# [WHAT YOU HAVE TO DO]
In the following material, identify every line holding the string "object" and return it.

# [EXTRACTED DATA]

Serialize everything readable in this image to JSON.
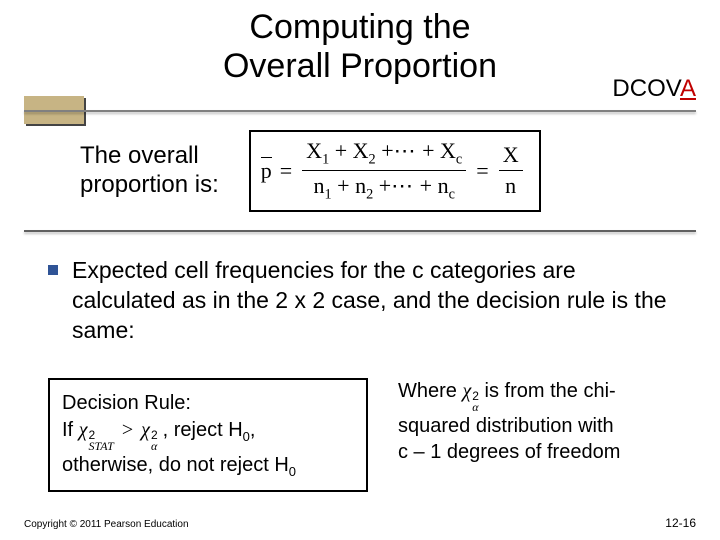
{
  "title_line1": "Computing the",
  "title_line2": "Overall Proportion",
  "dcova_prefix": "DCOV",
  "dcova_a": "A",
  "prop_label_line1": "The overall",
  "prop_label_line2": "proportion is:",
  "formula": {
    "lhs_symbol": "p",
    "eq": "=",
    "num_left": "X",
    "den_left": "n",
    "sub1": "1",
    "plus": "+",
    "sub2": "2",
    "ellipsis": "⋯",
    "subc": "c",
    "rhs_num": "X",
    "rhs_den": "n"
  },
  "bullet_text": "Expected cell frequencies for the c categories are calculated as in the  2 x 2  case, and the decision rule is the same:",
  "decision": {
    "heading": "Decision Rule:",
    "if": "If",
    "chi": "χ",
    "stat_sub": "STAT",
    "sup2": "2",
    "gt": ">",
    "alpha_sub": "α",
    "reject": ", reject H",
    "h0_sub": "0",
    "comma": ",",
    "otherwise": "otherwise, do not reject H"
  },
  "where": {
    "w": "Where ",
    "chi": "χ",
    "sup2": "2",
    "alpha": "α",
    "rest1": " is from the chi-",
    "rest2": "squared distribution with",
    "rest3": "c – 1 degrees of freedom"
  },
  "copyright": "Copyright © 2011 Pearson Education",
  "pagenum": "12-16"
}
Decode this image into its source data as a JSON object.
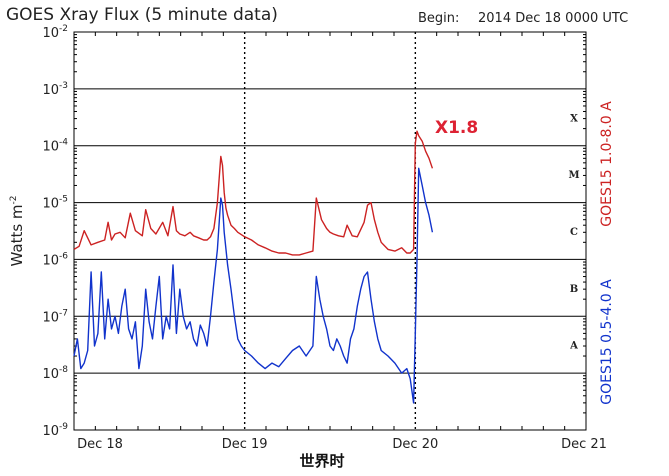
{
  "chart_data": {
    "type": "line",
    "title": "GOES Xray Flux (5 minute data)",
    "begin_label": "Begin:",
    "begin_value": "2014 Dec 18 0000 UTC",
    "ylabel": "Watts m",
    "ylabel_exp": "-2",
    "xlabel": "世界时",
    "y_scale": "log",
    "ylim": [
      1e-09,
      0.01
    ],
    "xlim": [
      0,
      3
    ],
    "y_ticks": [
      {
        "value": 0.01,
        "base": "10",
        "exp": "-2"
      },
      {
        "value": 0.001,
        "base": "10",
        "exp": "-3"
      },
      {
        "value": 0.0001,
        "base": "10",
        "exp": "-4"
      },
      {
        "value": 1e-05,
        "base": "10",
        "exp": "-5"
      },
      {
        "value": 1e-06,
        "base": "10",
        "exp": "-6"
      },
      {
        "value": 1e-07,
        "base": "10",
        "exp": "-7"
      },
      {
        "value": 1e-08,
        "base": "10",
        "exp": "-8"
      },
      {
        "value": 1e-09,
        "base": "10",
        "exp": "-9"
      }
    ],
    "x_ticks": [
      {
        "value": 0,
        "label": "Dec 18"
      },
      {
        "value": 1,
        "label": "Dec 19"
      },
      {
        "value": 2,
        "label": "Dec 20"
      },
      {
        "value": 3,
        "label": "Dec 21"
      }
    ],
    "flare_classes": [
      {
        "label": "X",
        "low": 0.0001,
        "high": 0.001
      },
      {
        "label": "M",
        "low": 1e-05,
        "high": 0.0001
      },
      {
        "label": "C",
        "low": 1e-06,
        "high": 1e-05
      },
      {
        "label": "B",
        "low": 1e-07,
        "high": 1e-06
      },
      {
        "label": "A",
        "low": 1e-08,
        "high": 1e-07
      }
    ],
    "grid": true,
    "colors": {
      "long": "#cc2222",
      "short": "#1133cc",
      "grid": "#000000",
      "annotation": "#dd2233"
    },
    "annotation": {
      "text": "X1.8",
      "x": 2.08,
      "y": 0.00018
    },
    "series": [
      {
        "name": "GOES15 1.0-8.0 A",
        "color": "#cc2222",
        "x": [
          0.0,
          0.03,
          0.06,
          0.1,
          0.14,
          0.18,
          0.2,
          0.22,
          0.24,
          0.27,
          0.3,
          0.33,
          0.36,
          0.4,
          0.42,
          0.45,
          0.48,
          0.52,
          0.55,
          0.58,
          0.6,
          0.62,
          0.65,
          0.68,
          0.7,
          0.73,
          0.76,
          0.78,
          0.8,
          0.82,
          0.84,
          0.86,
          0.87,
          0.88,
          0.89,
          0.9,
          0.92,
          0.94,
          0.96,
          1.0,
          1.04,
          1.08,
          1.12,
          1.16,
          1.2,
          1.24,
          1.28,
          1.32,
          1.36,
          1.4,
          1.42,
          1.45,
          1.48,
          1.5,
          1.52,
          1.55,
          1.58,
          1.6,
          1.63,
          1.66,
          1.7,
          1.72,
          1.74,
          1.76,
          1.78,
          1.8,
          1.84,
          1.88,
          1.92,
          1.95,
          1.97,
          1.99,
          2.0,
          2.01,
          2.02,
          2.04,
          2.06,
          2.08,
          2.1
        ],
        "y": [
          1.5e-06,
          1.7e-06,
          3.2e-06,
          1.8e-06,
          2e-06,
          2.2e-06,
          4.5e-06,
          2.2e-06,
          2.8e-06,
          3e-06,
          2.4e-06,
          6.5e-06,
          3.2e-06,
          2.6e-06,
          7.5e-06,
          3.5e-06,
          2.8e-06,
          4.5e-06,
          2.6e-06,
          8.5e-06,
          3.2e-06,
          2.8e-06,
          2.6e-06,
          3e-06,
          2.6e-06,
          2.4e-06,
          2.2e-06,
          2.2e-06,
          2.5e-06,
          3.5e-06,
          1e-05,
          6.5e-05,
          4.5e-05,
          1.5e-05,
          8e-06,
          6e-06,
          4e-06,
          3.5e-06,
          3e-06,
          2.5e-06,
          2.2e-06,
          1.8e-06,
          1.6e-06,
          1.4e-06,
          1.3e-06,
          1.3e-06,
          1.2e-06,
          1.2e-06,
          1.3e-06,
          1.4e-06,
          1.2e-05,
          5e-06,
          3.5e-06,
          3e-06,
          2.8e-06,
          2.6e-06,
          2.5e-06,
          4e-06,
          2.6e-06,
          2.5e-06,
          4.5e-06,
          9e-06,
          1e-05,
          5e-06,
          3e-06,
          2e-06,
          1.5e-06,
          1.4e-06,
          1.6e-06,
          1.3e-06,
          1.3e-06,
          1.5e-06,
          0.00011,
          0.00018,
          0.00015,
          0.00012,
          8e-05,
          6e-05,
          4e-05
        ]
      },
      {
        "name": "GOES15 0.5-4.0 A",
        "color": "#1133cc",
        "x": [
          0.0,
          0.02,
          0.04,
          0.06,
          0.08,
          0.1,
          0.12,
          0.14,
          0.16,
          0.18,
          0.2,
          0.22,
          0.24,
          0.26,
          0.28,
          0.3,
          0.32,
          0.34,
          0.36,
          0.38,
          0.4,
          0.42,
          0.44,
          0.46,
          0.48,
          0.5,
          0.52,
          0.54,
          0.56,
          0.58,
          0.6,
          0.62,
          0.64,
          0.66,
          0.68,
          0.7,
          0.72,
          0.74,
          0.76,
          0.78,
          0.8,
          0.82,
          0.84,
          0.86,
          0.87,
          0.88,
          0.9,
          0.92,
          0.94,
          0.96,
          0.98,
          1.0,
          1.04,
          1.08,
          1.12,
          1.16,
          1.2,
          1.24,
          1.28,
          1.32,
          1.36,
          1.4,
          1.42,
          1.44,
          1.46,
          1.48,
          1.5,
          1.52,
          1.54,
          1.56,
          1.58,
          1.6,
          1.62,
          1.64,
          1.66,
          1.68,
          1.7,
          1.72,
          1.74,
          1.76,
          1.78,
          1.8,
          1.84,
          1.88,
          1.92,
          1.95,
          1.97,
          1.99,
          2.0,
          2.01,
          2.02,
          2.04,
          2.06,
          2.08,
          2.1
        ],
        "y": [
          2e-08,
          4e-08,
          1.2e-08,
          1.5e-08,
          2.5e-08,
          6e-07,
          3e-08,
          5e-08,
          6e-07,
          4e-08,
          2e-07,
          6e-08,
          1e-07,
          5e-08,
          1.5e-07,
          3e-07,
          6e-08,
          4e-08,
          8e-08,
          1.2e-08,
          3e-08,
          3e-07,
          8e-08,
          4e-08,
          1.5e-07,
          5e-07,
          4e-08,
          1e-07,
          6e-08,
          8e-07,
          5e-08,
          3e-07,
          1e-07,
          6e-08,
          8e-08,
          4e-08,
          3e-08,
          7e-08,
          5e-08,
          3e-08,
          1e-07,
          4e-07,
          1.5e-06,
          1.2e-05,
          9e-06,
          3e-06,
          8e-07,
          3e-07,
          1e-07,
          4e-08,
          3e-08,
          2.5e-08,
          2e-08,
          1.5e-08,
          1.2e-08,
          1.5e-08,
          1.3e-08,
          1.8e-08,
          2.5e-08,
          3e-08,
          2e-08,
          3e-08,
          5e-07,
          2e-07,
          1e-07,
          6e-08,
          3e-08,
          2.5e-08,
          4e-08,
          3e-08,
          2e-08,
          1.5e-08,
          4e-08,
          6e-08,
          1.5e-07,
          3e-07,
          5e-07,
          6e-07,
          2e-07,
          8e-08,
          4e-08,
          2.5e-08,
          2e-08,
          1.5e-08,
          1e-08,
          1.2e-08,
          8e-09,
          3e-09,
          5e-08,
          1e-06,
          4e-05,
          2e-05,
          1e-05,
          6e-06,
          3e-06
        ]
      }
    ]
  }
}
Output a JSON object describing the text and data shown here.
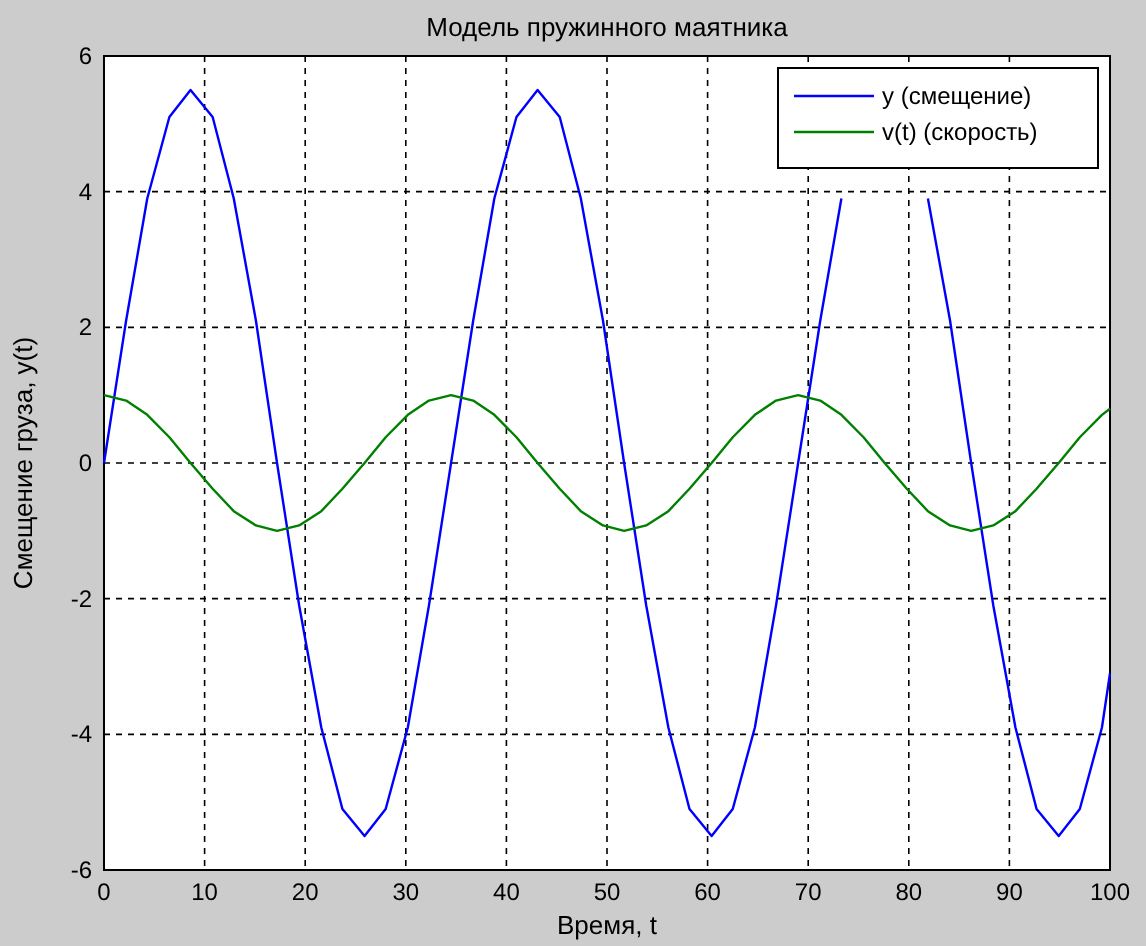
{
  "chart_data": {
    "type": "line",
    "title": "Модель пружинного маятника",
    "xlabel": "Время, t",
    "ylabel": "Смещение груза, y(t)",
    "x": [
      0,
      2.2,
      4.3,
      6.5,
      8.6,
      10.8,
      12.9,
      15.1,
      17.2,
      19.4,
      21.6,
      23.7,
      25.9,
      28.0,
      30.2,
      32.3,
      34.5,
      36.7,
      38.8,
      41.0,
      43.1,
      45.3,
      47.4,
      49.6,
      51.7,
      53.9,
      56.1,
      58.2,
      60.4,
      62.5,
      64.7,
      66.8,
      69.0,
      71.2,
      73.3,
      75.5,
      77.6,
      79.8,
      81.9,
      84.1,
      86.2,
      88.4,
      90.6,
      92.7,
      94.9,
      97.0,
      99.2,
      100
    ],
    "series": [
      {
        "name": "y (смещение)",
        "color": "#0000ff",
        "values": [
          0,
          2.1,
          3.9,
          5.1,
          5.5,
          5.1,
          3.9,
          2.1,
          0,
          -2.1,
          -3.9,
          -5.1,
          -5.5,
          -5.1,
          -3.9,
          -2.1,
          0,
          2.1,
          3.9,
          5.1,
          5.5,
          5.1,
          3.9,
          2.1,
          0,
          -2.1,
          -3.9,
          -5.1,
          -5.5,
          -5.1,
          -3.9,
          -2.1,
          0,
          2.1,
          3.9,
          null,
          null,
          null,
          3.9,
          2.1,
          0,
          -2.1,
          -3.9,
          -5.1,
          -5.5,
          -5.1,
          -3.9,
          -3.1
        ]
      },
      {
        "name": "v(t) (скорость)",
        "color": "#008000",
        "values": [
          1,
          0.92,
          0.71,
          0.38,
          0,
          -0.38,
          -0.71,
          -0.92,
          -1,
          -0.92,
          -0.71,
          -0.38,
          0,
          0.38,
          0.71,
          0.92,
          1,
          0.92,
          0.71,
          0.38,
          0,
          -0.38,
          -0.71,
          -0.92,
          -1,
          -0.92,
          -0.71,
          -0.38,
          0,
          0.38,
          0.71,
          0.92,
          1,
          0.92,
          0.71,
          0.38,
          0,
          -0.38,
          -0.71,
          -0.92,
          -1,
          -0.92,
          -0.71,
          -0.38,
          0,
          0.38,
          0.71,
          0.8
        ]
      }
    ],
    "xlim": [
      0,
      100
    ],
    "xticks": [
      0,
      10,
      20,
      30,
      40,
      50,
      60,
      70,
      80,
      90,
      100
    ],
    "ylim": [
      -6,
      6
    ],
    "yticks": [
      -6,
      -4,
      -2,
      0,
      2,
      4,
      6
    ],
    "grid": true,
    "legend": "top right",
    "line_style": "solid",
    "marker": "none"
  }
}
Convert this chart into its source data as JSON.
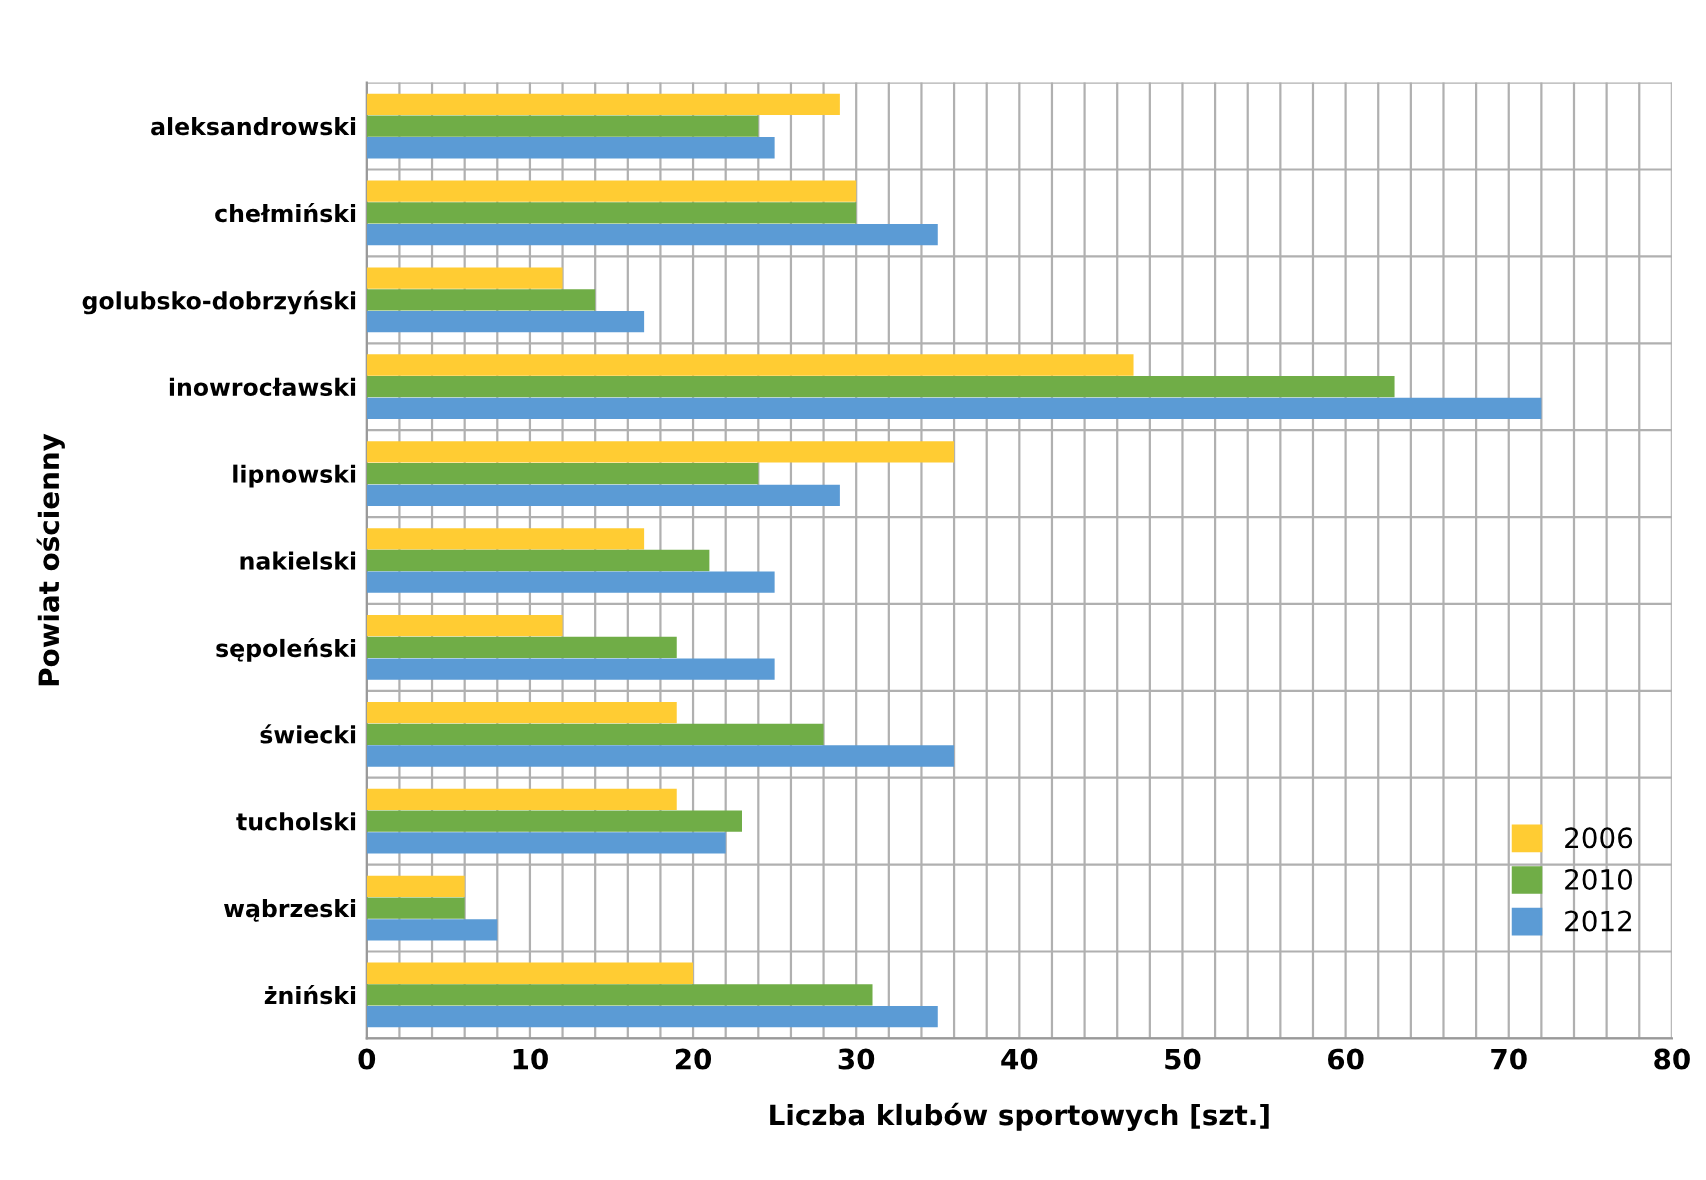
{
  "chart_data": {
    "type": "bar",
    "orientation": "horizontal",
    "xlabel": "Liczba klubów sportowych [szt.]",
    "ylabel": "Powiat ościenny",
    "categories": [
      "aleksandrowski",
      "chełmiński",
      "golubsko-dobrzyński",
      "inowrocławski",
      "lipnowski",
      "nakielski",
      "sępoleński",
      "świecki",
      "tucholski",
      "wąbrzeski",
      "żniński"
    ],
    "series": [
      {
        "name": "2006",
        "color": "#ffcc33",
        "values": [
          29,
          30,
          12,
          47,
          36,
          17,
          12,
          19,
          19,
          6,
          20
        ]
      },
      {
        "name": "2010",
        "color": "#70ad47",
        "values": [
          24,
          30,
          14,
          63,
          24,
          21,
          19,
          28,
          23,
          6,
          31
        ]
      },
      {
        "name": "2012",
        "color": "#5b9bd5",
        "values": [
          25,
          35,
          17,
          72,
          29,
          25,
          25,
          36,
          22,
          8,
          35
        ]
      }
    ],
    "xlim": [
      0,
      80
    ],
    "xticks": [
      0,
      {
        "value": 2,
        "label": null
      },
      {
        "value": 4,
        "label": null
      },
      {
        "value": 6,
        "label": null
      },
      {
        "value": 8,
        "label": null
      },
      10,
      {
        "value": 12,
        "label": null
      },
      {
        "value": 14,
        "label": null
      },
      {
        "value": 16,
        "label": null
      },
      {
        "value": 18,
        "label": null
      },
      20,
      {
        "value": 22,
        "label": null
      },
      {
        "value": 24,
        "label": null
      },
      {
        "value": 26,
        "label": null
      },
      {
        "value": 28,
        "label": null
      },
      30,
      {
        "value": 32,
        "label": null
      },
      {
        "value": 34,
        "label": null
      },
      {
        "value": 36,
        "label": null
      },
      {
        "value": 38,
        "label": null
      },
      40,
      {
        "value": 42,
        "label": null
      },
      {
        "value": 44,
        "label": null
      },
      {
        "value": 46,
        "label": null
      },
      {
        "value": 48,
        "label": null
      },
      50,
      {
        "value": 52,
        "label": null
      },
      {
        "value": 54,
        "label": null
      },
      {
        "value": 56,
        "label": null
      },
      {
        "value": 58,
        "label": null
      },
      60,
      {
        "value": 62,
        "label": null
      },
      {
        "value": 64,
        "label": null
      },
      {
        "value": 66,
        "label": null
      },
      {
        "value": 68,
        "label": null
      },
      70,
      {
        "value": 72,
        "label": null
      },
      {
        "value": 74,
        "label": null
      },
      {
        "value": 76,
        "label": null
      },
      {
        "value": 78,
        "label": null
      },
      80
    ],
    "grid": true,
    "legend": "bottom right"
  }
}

# [COMPLETE RESPONSE]
Decode this image into its source data as a JSON object.
Output a JSON object describing the text and data shown here.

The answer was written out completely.